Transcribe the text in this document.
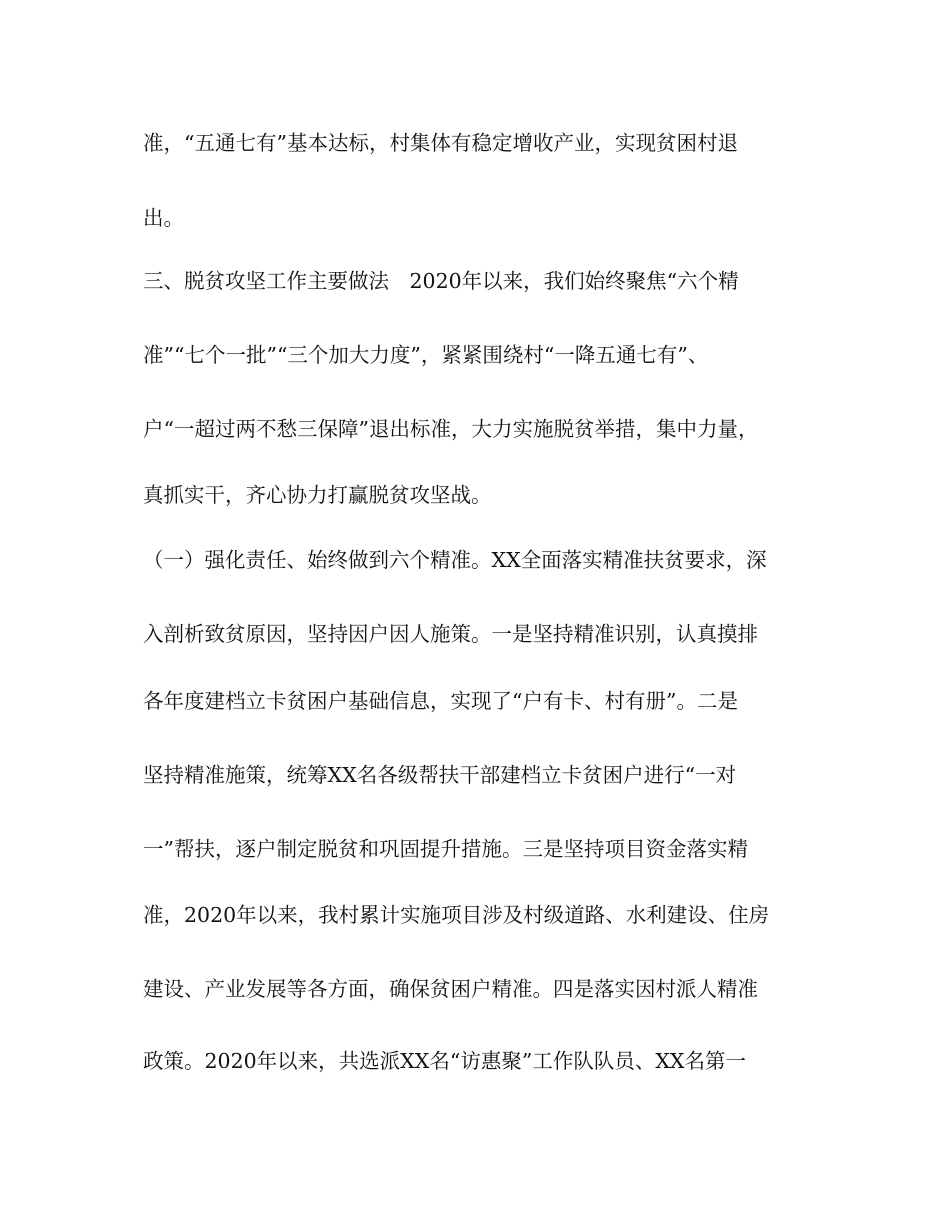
准，“五通七有”基本达标，村集体有稳定增收产业，实现贫困村退
出。
三、脱贫攻坚工作主要做法　2020年以来，我们始终聚焦“六个精
准”“七个一批”“三个加大力度”，紧紧围绕村“一降五通七有”、
户“一超过两不愁三保障”退出标准，大力实施脱贫举措，集中力量，
真抓实干，齐心协力打赢脱贫攻坚战。
（一）强化责任、始终做到六个精准。XX全面落实精准扶贫要求，深
入剖析致贫原因，坚持因户因人施策。一是坚持精准识别，认真摸排
各年度建档立卡贫困户基础信息，实现了“户有卡、村有册”。二是
坚持精准施策，统筹XX名各级帮扶干部建档立卡贫困户进行“一对
一”帮扶，逐户制定脱贫和巩固提升措施。三是坚持项目资金落实精
准，2020年以来，我村累计实施项目涉及村级道路、水利建设、住房
建设、产业发展等各方面，确保贫困户精准。四是落实因村派人精准
政策。2020年以来，共选派XX名“访惠聚”工作队队员、XX名第一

◆ ◆ ◆ ◆ ◆ ◆ ◆

> **Directions for this task**:
Every record above should be written out again exactly; the pictures stay out of the copy.

> **Solved exercise**:
Transcribe the text in this document.
准，“五通七有”基本达标，村集体有稳定增收产业，实现贫困村退
出。
三、脱贫攻坚工作主要做法　2020年以来，我们始终聚焦“六个精
准”“七个一批”“三个加大力度”，紧紧围绕村“一降五通七有”、
户“一超过两不愁三保障”退出标准，大力实施脱贫举措，集中力量，
真抓实干，齐心协力打赢脱贫攻坚战。
（一）强化责任、始终做到六个精准。XX全面落实精准扶贫要求，深
入剖析致贫原因，坚持因户因人施策。一是坚持精准识别，认真摸排
各年度建档立卡贫困户基础信息，实现了“户有卡、村有册”。二是
坚持精准施策，统筹XX名各级帮扶干部建档立卡贫困户进行“一对
一”帮扶，逐户制定脱贫和巩固提升措施。三是坚持项目资金落实精
准，2020年以来，我村累计实施项目涉及村级道路、水利建设、住房
建设、产业发展等各方面，确保贫困户精准。四是落实因村派人精准
政策。2020年以来，共选派XX名“访惠聚”工作队队员、XX名第一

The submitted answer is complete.